[Extracted records]
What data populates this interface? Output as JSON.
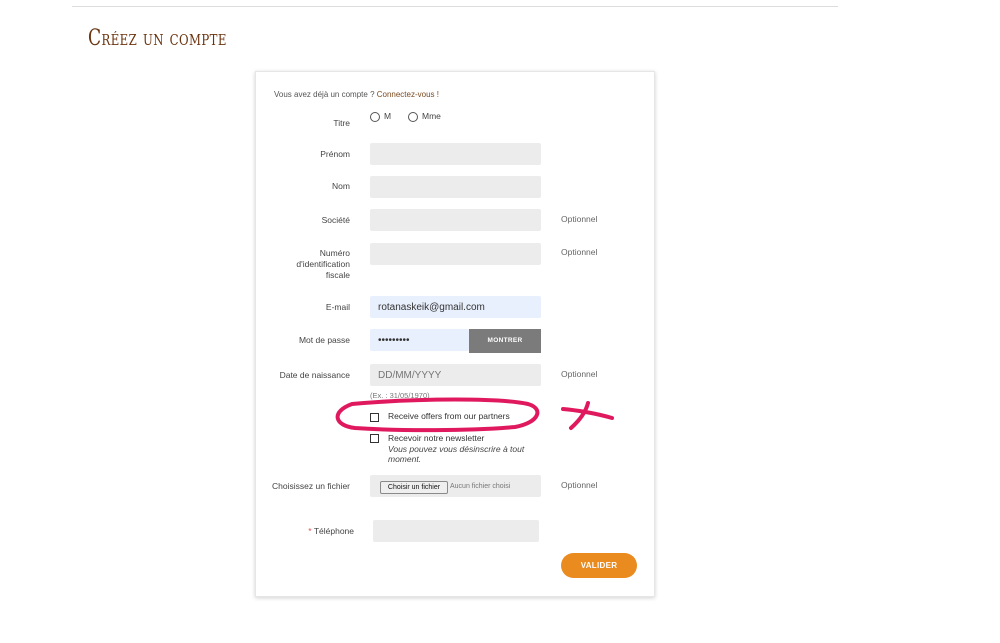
{
  "page": {
    "title": "Créez un compte"
  },
  "login_prompt": {
    "text": "Vous avez déjà un compte ? ",
    "link": "Connectez-vous !"
  },
  "form": {
    "title_label": "Titre",
    "title_options": [
      "M",
      "Mme"
    ],
    "first_name_label": "Prénom",
    "last_name_label": "Nom",
    "company_label": "Société",
    "tax_id_label": "Numéro d'identification fiscale",
    "email_label": "E-mail",
    "email_value": "rotanaskeik@gmail.com",
    "password_label": "Mot de passe",
    "password_value": "•••••••••",
    "show_button": "MONTRER",
    "birthdate_label": "Date de naissance",
    "birthdate_placeholder": "DD/MM/YYYY",
    "birthdate_hint": "(Ex. : 31/05/1970)",
    "optional_text": "Optionnel",
    "partner_offers_label": "Receive offers from our partners",
    "newsletter_label": "Recevoir notre newsletter",
    "newsletter_note": "Vous pouvez vous désinscrire à tout moment.",
    "file_label": "Choisissez un fichier",
    "file_button": "Choisir un fichier",
    "file_none": "Aucun fichier choisi",
    "phone_required_mark": "*",
    "phone_label": "Téléphone",
    "submit_button": "VALIDER"
  },
  "colors": {
    "brand_title": "#6b3410",
    "accent_button": "#e98b1f",
    "annotation": "#e0195f"
  }
}
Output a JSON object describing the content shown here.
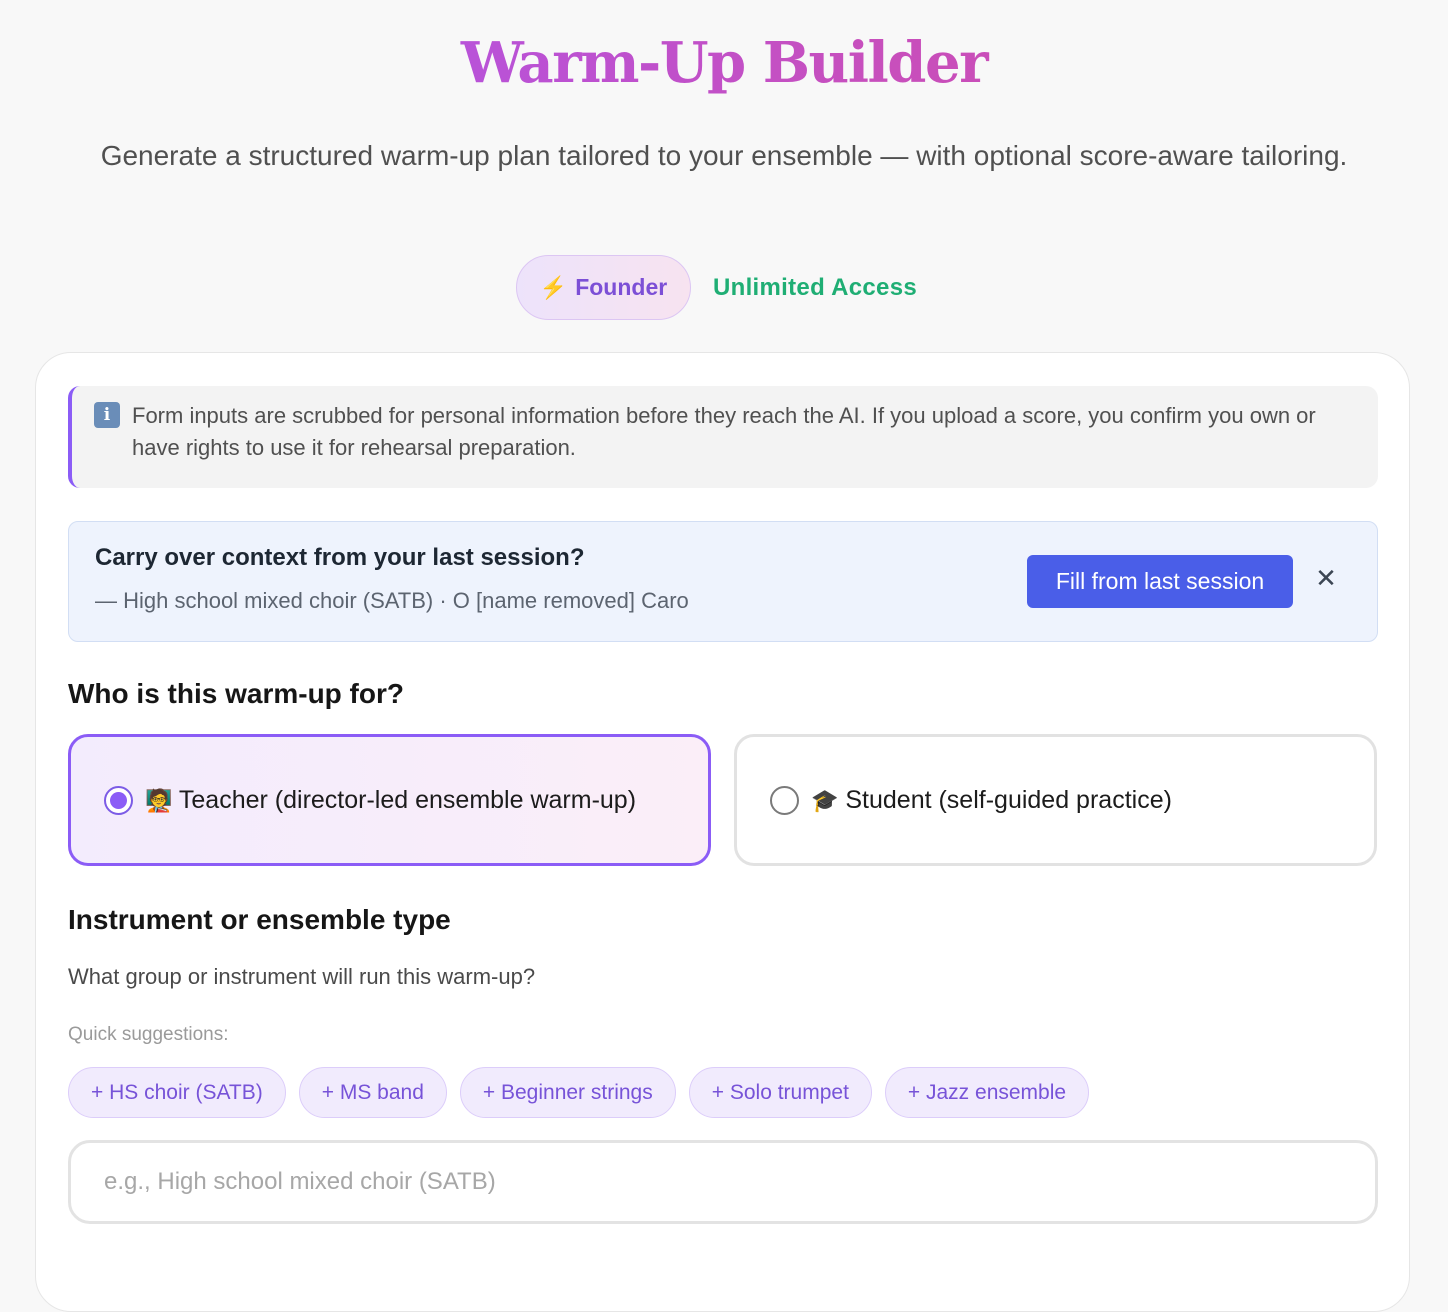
{
  "header": {
    "title": "Warm-Up Builder",
    "subtitle": "Generate a structured warm-up plan tailored to your ensemble — with optional score-aware tailoring.",
    "badge": {
      "icon": "lightning-bolt-icon",
      "label": "Founder"
    },
    "access_label": "Unlimited Access"
  },
  "notice": {
    "icon": "info-icon",
    "icon_glyph": "i",
    "text": "Form inputs are scrubbed for personal information before they reach the AI. If you upload a score, you confirm you own or have rights to use it for rehearsal preparation."
  },
  "carry_over": {
    "title": "Carry over context from your last session?",
    "detail": "— High school mixed choir (SATB) · O [name removed] Caro",
    "button_label": "Fill from last session",
    "close_glyph": "✕"
  },
  "audience": {
    "heading": "Who is this warm-up for?",
    "options": [
      {
        "emoji": "🧑‍🏫",
        "label": "Teacher (director-led ensemble warm-up)",
        "selected": true
      },
      {
        "emoji": "🎓",
        "label": "Student (self-guided practice)",
        "selected": false
      }
    ]
  },
  "ensemble": {
    "heading": "Instrument or ensemble type",
    "helper": "What group or instrument will run this warm-up?",
    "quick_label": "Quick suggestions:",
    "suggestions": [
      "+ HS choir (SATB)",
      "+ MS band",
      "+ Beginner strings",
      "+ Solo trumpet",
      "+ Jazz ensemble"
    ],
    "input_value": "",
    "input_placeholder": "e.g., High school mixed choir (SATB)"
  },
  "colors": {
    "title_gradient_start": "#a855f7",
    "title_gradient_end": "#d24aa8",
    "accent_purple": "#8b5cf6",
    "access_green": "#1fae74",
    "primary_button": "#4a5ee8",
    "carry_background": "#eef3fd"
  }
}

■ **Exercise details**:
Return from the data every line that holds "compte".

■ **Exercise answer**:
    "title": "Créez un compte"
    "text": "Vous avez déjà un compte ? ",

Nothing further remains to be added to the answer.